- _SHORT PROBLEM_
Give back the full material, exactly as it reads.

::: RECORDS PROVIDED

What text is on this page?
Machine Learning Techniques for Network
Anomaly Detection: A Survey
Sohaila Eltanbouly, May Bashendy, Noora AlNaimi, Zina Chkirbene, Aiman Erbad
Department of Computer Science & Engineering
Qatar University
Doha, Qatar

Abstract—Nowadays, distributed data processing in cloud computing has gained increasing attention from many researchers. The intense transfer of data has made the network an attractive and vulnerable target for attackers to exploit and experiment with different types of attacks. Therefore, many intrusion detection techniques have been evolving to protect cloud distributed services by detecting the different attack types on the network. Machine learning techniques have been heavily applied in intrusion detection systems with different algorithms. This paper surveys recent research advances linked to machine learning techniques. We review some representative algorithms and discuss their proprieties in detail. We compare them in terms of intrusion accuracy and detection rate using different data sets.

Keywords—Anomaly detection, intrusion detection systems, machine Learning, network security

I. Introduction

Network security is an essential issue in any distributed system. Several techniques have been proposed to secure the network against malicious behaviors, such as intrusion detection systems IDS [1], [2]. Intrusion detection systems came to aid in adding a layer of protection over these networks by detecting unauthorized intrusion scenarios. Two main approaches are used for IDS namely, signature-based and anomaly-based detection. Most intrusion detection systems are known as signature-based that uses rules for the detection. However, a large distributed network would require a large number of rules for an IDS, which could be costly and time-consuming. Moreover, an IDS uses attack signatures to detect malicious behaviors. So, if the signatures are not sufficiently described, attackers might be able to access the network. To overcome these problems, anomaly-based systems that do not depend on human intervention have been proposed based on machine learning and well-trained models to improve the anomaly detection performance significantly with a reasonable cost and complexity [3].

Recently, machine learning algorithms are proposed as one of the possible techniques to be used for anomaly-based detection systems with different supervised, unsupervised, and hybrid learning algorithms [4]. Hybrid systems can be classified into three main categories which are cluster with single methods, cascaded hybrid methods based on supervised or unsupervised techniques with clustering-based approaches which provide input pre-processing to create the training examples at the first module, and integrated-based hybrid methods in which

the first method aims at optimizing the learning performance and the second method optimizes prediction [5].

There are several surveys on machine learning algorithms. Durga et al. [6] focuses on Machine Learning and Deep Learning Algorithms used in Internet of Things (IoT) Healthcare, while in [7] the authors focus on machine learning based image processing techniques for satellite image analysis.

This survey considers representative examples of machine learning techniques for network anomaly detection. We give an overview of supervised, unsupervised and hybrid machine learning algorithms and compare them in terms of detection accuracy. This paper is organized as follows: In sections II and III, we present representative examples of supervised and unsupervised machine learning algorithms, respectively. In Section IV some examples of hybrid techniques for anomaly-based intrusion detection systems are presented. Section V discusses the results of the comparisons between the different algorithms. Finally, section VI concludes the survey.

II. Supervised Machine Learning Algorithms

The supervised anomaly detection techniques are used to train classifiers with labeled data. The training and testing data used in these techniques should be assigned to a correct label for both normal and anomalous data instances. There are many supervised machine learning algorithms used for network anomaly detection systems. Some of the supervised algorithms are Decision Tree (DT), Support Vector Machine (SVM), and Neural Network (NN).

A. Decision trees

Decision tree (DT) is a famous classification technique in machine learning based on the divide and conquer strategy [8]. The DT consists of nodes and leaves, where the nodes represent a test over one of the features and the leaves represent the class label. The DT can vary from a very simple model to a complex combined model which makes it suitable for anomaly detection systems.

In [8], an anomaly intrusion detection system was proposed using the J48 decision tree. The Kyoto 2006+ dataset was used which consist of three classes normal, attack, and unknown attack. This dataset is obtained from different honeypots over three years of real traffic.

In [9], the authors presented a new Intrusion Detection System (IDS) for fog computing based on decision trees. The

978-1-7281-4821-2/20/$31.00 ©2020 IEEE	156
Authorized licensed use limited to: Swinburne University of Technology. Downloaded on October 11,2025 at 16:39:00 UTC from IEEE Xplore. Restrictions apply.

::::::

- _ANSWER TO THIS TASK_
What text is on this page?
Machine Learning Techniques for Network
Anomaly Detection: A Survey
Sohaila Eltanbouly, May Bashendy, Noora AlNaimi, Zina Chkirbene, Aiman Erbad
Department of Computer Science & Engineering
Qatar University
Doha, Qatar

Abstract—Nowadays, distributed data processing in cloud computing has gained increasing attention from many researchers. The intense transfer of data has made the network an attractive and vulnerable target for attackers to exploit and experiment with different types of attacks. Therefore, many intrusion detection techniques have been evolving to protect cloud distributed services by detecting the different attack types on the network. Machine learning techniques have been heavily applied in intrusion detection systems with different algorithms. This paper surveys recent research advances linked to machine learning techniques. We review some representative algorithms and discuss their proprieties in detail. We compare them in terms of intrusion accuracy and detection rate using different data sets.

Keywords—Anomaly detection, intrusion detection systems, machine Learning, network security

I. Introduction

Network security is an essential issue in any distributed system. Several techniques have been proposed to secure the network against malicious behaviors, such as intrusion detection systems IDS [1], [2]. Intrusion detection systems came to aid in adding a layer of protection over these networks by detecting unauthorized intrusion scenarios. Two main approaches are used for IDS namely, signature-based and anomaly-based detection. Most intrusion detection systems are known as signature-based that uses rules for the detection. However, a large distributed network would require a large number of rules for an IDS, which could be costly and time-consuming. Moreover, an IDS uses attack signatures to detect malicious behaviors. So, if the signatures are not sufficiently described, attackers might be able to access the network. To overcome these problems, anomaly-based systems that do not depend on human intervention have been proposed based on machine learning and well-trained models to improve the anomaly detection performance significantly with a reasonable cost and complexity [3].

Recently, machine learning algorithms are proposed as one of the possible techniques to be used for anomaly-based detection systems with different supervised, unsupervised, and hybrid learning algorithms [4]. Hybrid systems can be classified into three main categories which are cluster with single methods, cascaded hybrid methods based on supervised or unsupervised techniques with clustering-based approaches which provide input pre-processing to create the training examples at the first module, and integrated-based hybrid methods in which

the first method aims at optimizing the learning performance and the second method optimizes prediction [5].

There are several surveys on machine learning algorithms. Durga et al. [6] focuses on Machine Learning and Deep Learning Algorithms used in Internet of Things (IoT) Healthcare, while in [7] the authors focus on machine learning based image processing techniques for satellite image analysis.

This survey considers representative examples of machine learning techniques for network anomaly detection. We give an overview of supervised, unsupervised and hybrid machine learning algorithms and compare them in terms of detection accuracy. This paper is organized as follows: In sections II and III, we present representative examples of supervised and unsupervised machine learning algorithms, respectively. In Section IV some examples of hybrid techniques for anomaly-based intrusion detection systems are presented. Section V discusses the results of the comparisons between the different algorithms. Finally, section VI concludes the survey.

II. Supervised Machine Learning Algorithms

The supervised anomaly detection techniques are used to train classifiers with labeled data. The training and testing data used in these techniques should be assigned to a correct label for both normal and anomalous data instances. There are many supervised machine learning algorithms used for network anomaly detection systems. Some of the supervised algorithms are Decision Tree (DT), Support Vector Machine (SVM), and Neural Network (NN).

A. Decision trees

Decision tree (DT) is a famous classification technique in machine learning based on the divide and conquer strategy [8]. The DT consists of nodes and leaves, where the nodes represent a test over one of the features and the leaves represent the class label. The DT can vary from a very simple model to a complex combined model which makes it suitable for anomaly detection systems.

In [8], an anomaly intrusion detection system was proposed using the J48 decision tree. The Kyoto 2006+ dataset was used which consist of three classes normal, attack, and unknown attack. This dataset is obtained from different honeypots over three years of real traffic.

In [9], the authors presented a new Intrusion Detection System (IDS) for fog computing based on decision trees. The

978-1-7281-4821-2/20/$31.00 ©2020 IEEE	156
Authorized licensed use limited to: Swinburne University of Technology. Downloaded on October 11,2025 at 16:39:00 UTC from IEEE Xplore. Restrictions apply.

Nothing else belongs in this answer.